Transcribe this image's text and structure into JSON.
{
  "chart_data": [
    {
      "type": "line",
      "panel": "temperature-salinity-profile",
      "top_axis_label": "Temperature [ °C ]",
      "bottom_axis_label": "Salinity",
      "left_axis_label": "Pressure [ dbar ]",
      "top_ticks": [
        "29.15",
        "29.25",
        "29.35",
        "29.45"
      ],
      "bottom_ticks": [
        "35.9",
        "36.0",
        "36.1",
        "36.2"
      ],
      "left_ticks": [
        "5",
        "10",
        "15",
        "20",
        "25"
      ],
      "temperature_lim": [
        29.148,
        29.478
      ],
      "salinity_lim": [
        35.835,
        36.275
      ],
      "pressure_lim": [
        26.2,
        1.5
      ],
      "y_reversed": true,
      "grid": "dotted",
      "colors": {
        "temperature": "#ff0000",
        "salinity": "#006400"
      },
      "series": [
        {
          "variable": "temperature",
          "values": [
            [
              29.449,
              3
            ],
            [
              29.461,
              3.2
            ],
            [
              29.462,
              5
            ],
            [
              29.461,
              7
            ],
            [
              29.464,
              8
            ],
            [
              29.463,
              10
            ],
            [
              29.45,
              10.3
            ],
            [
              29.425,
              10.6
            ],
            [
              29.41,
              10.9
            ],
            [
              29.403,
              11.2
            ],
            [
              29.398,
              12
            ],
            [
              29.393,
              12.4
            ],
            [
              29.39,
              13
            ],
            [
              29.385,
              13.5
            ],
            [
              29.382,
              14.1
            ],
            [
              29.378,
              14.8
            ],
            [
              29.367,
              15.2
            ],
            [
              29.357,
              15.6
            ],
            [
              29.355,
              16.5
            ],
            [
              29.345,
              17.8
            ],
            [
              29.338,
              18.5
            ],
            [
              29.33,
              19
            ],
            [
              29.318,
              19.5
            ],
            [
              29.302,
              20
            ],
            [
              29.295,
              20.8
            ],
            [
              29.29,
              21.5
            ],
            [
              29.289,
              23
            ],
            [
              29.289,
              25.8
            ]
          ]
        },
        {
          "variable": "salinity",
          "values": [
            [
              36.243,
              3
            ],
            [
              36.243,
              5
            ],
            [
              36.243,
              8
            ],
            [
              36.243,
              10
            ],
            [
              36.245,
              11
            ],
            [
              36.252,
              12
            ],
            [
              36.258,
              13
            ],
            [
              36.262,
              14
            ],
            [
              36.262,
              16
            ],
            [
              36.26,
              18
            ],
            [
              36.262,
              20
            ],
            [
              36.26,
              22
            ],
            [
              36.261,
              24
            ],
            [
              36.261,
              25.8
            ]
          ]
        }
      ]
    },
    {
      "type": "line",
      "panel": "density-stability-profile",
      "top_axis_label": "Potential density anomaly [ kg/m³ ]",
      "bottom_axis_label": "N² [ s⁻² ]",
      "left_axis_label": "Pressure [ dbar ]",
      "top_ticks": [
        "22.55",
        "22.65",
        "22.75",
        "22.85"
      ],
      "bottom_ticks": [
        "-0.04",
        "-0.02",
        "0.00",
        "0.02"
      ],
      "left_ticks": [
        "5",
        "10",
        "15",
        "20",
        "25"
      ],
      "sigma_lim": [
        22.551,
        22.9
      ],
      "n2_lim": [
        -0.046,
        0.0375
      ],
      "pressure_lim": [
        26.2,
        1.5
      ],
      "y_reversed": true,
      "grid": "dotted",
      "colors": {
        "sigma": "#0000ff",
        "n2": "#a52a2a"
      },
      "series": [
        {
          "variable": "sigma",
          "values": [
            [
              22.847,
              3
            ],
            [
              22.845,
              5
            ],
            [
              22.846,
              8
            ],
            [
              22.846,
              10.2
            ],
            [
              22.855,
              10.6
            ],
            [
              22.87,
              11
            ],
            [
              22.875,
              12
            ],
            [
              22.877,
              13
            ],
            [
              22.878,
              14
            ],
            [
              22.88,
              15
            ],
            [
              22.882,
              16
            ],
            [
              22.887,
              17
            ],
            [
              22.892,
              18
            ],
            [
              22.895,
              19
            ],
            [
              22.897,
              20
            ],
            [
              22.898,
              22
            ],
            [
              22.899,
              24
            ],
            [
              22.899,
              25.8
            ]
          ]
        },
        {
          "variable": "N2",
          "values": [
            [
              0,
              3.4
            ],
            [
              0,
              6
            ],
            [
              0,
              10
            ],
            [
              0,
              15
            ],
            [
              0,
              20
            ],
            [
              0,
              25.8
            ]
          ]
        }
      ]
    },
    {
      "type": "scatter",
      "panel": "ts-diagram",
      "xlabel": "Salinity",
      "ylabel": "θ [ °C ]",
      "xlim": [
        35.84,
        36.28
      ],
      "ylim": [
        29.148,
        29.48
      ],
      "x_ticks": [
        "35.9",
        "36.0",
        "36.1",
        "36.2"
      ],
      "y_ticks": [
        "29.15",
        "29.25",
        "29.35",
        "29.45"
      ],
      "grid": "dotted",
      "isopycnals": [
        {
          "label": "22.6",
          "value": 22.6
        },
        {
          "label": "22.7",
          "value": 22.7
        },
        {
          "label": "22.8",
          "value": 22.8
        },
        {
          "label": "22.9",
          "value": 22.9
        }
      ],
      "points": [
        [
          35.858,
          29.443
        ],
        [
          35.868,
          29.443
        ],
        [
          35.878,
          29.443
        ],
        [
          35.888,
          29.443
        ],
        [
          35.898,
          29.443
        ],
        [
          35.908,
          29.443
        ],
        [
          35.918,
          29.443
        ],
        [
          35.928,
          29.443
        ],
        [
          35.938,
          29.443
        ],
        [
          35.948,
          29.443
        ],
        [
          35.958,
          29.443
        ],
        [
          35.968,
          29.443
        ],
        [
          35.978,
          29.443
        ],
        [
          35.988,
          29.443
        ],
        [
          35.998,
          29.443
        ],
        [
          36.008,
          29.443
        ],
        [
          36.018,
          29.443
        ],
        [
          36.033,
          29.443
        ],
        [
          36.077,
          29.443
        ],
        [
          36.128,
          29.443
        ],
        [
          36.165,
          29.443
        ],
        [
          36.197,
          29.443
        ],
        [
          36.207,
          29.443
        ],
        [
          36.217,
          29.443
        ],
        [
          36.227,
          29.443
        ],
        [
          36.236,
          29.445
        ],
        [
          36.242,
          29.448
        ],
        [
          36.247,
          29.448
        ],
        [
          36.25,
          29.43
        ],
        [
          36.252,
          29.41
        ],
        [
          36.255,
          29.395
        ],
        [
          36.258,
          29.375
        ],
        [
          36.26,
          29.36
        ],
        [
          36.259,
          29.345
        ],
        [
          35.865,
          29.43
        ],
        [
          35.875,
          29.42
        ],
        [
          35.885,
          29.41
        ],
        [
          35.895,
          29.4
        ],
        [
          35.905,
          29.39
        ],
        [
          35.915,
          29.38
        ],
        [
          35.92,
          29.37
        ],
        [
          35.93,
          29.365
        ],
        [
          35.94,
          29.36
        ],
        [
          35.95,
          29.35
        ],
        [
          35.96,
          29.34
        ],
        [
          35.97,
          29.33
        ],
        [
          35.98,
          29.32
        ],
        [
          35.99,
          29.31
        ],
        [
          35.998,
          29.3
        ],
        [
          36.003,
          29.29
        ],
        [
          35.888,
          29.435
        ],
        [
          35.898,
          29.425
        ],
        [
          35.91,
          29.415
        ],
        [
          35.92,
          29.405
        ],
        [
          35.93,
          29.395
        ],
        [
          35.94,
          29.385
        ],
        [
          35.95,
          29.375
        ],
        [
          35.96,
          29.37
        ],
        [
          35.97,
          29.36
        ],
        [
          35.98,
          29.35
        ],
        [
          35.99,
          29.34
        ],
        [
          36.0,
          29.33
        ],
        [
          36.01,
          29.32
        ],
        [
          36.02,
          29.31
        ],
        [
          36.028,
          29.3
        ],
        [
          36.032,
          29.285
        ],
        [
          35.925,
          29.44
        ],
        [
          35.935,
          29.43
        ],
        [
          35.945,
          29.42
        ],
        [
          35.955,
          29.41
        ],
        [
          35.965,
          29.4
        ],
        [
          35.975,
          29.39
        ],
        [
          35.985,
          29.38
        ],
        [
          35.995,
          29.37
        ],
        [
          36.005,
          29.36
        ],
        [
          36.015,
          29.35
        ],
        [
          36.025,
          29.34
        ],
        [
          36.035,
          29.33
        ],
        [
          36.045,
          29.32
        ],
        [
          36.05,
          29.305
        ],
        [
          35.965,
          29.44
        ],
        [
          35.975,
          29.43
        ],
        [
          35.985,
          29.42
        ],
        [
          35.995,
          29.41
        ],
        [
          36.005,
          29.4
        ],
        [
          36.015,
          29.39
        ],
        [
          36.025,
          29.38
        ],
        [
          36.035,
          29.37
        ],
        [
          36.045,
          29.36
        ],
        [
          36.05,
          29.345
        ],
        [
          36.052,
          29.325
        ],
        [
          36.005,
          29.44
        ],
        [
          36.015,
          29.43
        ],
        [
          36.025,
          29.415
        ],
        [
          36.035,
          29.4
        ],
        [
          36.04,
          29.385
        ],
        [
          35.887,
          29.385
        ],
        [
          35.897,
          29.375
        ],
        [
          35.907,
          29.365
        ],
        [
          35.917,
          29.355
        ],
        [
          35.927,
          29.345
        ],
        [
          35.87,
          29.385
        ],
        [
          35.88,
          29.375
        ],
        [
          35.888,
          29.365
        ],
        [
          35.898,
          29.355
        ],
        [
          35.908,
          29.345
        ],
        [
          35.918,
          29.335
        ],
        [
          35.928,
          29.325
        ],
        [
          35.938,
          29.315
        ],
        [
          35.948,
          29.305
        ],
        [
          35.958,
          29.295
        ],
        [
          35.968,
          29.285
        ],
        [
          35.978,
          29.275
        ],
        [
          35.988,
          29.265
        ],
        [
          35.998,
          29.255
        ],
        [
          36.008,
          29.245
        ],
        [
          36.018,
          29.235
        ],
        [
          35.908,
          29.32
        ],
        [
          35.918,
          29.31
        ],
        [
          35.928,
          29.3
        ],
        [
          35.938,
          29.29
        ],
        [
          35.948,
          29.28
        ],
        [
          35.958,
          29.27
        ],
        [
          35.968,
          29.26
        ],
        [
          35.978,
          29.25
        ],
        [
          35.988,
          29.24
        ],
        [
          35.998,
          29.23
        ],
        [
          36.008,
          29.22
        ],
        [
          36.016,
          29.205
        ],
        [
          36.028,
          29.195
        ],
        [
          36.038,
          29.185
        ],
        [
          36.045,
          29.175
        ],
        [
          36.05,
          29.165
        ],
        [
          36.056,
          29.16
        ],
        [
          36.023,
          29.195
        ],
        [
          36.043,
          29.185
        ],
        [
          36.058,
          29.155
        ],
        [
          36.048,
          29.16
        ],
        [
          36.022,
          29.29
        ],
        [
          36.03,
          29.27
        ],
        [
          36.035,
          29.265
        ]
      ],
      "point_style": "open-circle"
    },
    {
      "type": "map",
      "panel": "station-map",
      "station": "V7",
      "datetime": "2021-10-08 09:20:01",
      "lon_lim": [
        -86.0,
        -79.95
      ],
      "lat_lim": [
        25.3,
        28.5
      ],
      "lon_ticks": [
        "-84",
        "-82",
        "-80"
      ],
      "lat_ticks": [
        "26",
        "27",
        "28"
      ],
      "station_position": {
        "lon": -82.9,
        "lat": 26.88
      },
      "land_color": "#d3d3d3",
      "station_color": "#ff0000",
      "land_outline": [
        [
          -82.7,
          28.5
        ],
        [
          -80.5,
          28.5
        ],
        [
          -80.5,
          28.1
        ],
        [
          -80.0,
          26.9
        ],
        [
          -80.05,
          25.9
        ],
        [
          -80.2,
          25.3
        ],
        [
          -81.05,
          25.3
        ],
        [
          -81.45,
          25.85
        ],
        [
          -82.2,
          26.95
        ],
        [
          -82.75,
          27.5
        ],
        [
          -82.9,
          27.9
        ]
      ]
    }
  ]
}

→ Task statement: Your answer should be only the number of lines that hold the word "profile".

→ Solution: 2